SET PROBLEM =
Write the material out again exactly.

SUPPLIED RECORDS =
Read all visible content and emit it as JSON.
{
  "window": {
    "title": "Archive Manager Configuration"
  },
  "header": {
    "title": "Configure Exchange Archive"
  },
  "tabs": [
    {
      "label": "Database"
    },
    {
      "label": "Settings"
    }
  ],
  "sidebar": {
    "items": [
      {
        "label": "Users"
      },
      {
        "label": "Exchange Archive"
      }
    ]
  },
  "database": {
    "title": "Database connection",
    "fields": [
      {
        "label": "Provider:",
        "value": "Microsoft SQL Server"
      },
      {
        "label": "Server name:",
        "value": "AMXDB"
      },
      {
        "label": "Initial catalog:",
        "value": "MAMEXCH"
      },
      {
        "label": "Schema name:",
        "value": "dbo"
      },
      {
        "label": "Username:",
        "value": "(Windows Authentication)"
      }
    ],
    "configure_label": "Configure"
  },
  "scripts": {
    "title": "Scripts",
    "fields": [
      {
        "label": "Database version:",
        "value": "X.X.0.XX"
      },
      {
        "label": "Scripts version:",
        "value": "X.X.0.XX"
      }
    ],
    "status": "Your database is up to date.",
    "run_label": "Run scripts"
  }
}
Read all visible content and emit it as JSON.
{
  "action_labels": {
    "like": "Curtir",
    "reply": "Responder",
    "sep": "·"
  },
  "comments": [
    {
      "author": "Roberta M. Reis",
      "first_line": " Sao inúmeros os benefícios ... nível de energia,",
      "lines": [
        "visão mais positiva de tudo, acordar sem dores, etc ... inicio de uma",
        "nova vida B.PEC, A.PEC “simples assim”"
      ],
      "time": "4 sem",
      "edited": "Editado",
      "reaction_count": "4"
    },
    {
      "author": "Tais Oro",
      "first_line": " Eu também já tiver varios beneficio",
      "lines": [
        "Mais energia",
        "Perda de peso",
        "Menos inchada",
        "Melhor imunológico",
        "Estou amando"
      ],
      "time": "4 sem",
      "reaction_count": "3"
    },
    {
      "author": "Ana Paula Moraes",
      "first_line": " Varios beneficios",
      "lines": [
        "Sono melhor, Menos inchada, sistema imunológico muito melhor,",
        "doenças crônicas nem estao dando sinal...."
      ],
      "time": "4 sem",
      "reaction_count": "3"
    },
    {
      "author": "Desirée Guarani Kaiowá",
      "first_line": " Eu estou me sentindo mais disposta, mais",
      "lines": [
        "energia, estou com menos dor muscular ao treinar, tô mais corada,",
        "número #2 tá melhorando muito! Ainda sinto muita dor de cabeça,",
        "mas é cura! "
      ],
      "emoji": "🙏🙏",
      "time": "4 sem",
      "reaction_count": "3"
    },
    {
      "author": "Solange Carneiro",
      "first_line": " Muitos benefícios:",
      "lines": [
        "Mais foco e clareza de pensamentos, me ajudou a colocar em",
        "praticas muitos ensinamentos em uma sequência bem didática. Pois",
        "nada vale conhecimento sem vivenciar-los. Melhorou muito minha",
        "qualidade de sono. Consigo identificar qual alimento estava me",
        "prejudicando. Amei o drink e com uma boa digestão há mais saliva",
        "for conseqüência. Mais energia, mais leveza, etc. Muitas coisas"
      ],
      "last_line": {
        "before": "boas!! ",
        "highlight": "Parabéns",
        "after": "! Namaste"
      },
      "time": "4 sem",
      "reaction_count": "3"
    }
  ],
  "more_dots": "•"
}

REPLY TO THE EXERCISE =
Read all visible content and emit it as JSON.
{
  "window": {
    "title": "Archive Manager Configuration"
  },
  "header": {
    "title": "Configure Exchange Archive"
  },
  "tabs": [
    {
      "label": "Database"
    },
    {
      "label": "Settings"
    }
  ],
  "sidebar": {
    "items": [
      {
        "label": "Users"
      },
      {
        "label": "Exchange Archive"
      }
    ]
  },
  "database": {
    "title": "Database connection",
    "fields": [
      {
        "label": "Provider:",
        "value": "Microsoft SQL Server"
      },
      {
        "label": "Server name:",
        "value": "AMXDB"
      },
      {
        "label": "Initial catalog:",
        "value": "MAMEXCH"
      },
      {
        "label": "Schema name:",
        "value": "dbo"
      },
      {
        "label": "Username:",
        "value": "(Windows Authentication)"
      }
    ],
    "configure_label": "Configure"
  },
  "scripts": {
    "title": "Scripts",
    "fields": [
      {
        "label": "Database version:",
        "value": "X.X.0.XX"
      },
      {
        "label": "Scripts version:",
        "value": "X.X.0.XX"
      }
    ],
    "status": "Your database is up to date.",
    "run_label": "Run scripts"
  }
}
Read all visible content and emit it as JSON.
{
  "action_labels": {
    "like": "Curtir",
    "reply": "Responder",
    "sep": "·"
  },
  "comments": [
    {
      "author": "Roberta M. Reis",
      "first_line": " Sao inúmeros os benefícios ... nível de energia,",
      "lines": [
        "visão mais positiva de tudo, acordar sem dores, etc ... inicio de uma",
        "nova vida B.PEC, A.PEC “simples assim”"
      ],
      "time": "4 sem",
      "edited": "Editado",
      "reaction_count": "4"
    },
    {
      "author": "Tais Oro",
      "first_line": " Eu também já tiver varios beneficio",
      "lines": [
        "Mais energia",
        "Perda de peso",
        "Menos inchada",
        "Melhor imunológico",
        "Estou amando"
      ],
      "time": "4 sem",
      "reaction_count": "3"
    },
    {
      "author": "Ana Paula Moraes",
      "first_line": " Varios beneficios",
      "lines": [
        "Sono melhor, Menos inchada, sistema imunológico muito melhor,",
        "doenças crônicas nem estao dando sinal...."
      ],
      "time": "4 sem",
      "reaction_count": "3"
    },
    {
      "author": "Desirée Guarani Kaiowá",
      "first_line": " Eu estou me sentindo mais disposta, mais",
      "lines": [
        "energia, estou com menos dor muscular ao treinar, tô mais corada,",
        "número #2 tá melhorando muito! Ainda sinto muita dor de cabeça,",
        "mas é cura! "
      ],
      "emoji": "🙏🙏",
      "time": "4 sem",
      "reaction_count": "3"
    },
    {
      "author": "Solange Carneiro",
      "first_line": " Muitos benefícios:",
      "lines": [
        "Mais foco e clareza de pensamentos, me ajudou a colocar em",
        "praticas muitos ensinamentos em uma sequência bem didática. Pois",
        "nada vale conhecimento sem vivenciar-los. Melhorou muito minha",
        "qualidade de sono. Consigo identificar qual alimento estava me",
        "prejudicando. Amei o drink e com uma boa digestão há mais saliva",
        "for conseqüência. Mais energia, mais leveza, etc. Muitas coisas"
      ],
      "last_line": {
        "before": "boas!! ",
        "highlight": "Parabéns",
        "after": "! Namaste"
      },
      "time": "4 sem",
      "reaction_count": "3"
    }
  ],
  "more_dots": "•"
}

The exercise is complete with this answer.